* _TEXT PROVIDED_:
┏━━
Some of the people listed here may know who that is... Screen shot taken from the 2018 H&H Hunting edition.

ETA I see that the BSV hunt is a 4 day a week pack, so is presumably quite a major player, then.


----------



## Judgemental (9 March 2019)

Tiddlypom said:



			Some of the people listed here may know who that is... Screen shot taken from the 2018 H&H Hunting edition.

ETA I see that the BSV hunt is a 4 day a week pack, so is presumably quite a major player, then.

View attachment 30304

Click to expand...

Thank you  Tiddlypom. Most helpful.


----------



## Judgemental (9 March 2019)

It is remarkable that the Hunting Act 2004 is so flagrantly flouted. Vain Glorious, Inflated  Sense of own self importance, Ego's that could not be smashed with a Steam Hammer.  Arrogance beyond belief none touch the situation.


----------



## Judgemental (9 March 2019)

Tiddlypom said:



			See pic and helpful large red arrow. The hounds were indeed hunting the fox throught the graveyard.

View attachment 30262



ETA The vicar has confirmed that she did not give permission for the hounds to come into the graveyard. Well, she wouldn't have, would she, but it's always best to check these little details, isn't it.
		
Click to expand...

The more I consider  this situation, the more I am disgusted by the conduct of the BV. 

Whilst it is rare, whenever the Field are on any road and pass a funeral cortege with coffin in the hearse,  the Field Master should come to the halt and say, "gentleman hats off". 

It is high time that precise and correct etiquette for those hunting in a public places, learn manners and courtesy to the public at large.


----------



## BeckyFlowers (9 March 2019)

A few years ago there was an incidence of EHV near our livery yard.  As there was a bit of panic in the local equestrian community (not from me I hasten to add) the estate who shall remain nameless arranged a meeting with a local vet, a couple of the estate staff, and the liveries on our yard to discuss the EHV and the quarantine process the horses were undergoing, restictions of movement etc etc.  I remember one of the estate staff discussing the hunting in the area and saying something like (in a sarcastic tone of voice), "us breaking the law?  Never!" and then looked at the other estate members and all broke into huge guffaws.  I was disgusted at their arrogance, although not surprised.  Funny isn't it, because if it were a gang of inner city chavs on mopeds with staffies chasing after some sort of critter and allowing it to be mauled to death they would probably call them a bunch of savages and should be locked away, but a bunch of tweed-wearing toffs on their horses and it's perfectly acceptable to ignore the law.
┗━━
* _WHAT TO DO_:
Answer these questions using the forum thread above.
1. How many days a week does the BSV hunt go out, according to the thread?
2. What did the vicar confirm about the hounds and the graveyard?
3. What should the Field Master say on passing a funeral cortege with a coffin in the hearse?

[Items from a dataset]
┏━━
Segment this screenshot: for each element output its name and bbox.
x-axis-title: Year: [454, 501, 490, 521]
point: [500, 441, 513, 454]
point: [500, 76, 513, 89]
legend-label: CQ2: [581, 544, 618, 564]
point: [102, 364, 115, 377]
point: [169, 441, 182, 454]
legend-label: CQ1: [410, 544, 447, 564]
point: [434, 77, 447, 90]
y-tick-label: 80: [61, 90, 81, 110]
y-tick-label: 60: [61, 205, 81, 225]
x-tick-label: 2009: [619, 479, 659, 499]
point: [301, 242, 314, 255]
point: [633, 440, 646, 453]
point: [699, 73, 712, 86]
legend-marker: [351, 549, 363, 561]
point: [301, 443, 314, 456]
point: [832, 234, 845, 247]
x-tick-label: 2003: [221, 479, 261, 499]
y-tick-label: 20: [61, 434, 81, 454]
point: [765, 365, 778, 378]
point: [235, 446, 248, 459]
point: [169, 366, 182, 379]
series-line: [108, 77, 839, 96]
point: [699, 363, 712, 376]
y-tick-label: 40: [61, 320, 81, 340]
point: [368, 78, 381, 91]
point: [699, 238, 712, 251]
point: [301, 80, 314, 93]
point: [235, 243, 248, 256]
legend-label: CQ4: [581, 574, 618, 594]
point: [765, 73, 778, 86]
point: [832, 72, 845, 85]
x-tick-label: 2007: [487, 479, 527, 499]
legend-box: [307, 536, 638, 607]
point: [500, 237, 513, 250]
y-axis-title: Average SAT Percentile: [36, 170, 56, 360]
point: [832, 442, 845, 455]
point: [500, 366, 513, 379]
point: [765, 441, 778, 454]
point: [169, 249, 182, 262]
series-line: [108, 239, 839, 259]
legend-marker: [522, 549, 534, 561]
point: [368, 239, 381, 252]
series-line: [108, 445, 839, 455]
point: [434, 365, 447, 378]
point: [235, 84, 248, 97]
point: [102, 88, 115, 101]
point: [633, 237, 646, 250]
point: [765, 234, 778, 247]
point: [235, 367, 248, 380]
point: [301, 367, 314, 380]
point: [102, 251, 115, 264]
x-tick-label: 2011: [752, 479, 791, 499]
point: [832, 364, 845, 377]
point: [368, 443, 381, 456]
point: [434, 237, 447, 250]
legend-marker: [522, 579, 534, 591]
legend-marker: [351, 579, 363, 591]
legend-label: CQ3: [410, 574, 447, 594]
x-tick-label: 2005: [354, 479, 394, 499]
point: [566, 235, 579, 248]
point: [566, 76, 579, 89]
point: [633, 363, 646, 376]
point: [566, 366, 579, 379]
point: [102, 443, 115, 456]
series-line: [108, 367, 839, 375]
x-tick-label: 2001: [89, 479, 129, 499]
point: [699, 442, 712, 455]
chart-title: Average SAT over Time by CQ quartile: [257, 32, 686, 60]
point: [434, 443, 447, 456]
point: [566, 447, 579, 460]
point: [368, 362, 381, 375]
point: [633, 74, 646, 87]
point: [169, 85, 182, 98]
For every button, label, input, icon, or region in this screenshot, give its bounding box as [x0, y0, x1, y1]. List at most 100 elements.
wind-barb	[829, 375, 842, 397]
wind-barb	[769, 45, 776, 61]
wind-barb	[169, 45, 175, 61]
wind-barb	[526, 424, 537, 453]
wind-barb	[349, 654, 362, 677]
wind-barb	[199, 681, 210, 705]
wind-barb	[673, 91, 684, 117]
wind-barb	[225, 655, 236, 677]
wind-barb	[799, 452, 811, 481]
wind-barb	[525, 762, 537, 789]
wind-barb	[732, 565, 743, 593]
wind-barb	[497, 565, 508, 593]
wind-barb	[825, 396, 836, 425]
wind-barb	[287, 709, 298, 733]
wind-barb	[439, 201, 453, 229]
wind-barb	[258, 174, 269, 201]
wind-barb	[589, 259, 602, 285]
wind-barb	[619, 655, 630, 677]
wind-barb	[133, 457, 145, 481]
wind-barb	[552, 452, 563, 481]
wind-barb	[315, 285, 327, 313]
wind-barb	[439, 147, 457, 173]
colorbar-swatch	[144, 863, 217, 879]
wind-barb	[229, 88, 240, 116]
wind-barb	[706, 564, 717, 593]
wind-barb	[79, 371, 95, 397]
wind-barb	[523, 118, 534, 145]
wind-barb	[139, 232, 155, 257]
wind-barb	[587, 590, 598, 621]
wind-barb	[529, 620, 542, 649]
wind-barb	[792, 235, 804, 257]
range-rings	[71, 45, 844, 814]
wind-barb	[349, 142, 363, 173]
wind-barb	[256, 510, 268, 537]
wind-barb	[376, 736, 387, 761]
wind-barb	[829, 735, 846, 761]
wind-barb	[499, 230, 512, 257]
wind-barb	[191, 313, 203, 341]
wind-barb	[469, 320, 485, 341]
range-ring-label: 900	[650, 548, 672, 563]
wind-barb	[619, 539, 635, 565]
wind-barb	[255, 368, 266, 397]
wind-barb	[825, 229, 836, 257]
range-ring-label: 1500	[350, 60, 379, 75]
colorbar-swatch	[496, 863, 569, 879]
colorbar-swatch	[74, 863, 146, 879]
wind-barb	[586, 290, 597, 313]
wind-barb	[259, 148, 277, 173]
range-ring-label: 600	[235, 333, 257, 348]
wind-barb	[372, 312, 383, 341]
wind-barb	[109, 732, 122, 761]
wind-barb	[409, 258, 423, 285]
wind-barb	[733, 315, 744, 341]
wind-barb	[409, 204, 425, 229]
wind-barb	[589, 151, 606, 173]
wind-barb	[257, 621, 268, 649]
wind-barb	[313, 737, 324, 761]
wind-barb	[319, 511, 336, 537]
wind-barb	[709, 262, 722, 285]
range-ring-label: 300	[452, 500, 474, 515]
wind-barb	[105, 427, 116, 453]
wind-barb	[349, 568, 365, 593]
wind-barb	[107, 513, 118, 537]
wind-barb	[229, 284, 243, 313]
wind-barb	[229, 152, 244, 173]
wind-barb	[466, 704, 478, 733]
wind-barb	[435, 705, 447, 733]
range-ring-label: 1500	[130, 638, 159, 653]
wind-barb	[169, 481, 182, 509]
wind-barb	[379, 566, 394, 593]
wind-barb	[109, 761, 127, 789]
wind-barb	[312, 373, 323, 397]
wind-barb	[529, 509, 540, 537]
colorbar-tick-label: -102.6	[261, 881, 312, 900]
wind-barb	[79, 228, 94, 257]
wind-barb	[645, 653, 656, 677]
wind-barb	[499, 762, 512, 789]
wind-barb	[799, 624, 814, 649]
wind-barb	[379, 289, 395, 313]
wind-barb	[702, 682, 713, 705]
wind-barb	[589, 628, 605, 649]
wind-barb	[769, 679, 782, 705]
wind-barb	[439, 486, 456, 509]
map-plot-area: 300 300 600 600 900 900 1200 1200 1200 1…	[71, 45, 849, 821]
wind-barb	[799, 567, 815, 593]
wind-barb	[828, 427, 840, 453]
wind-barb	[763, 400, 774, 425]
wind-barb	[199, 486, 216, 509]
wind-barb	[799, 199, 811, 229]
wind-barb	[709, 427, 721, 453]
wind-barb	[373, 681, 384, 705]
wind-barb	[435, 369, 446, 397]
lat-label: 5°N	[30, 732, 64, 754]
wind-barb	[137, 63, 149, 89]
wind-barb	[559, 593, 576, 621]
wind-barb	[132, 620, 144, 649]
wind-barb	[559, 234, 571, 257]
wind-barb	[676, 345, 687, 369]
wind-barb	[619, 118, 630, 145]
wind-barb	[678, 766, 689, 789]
┗━━
* _WRITTEN ANSWER_:
1. 4 days a week.
2. She did not give permission for the hounds to come into the graveyard.
3. "gentleman hats off"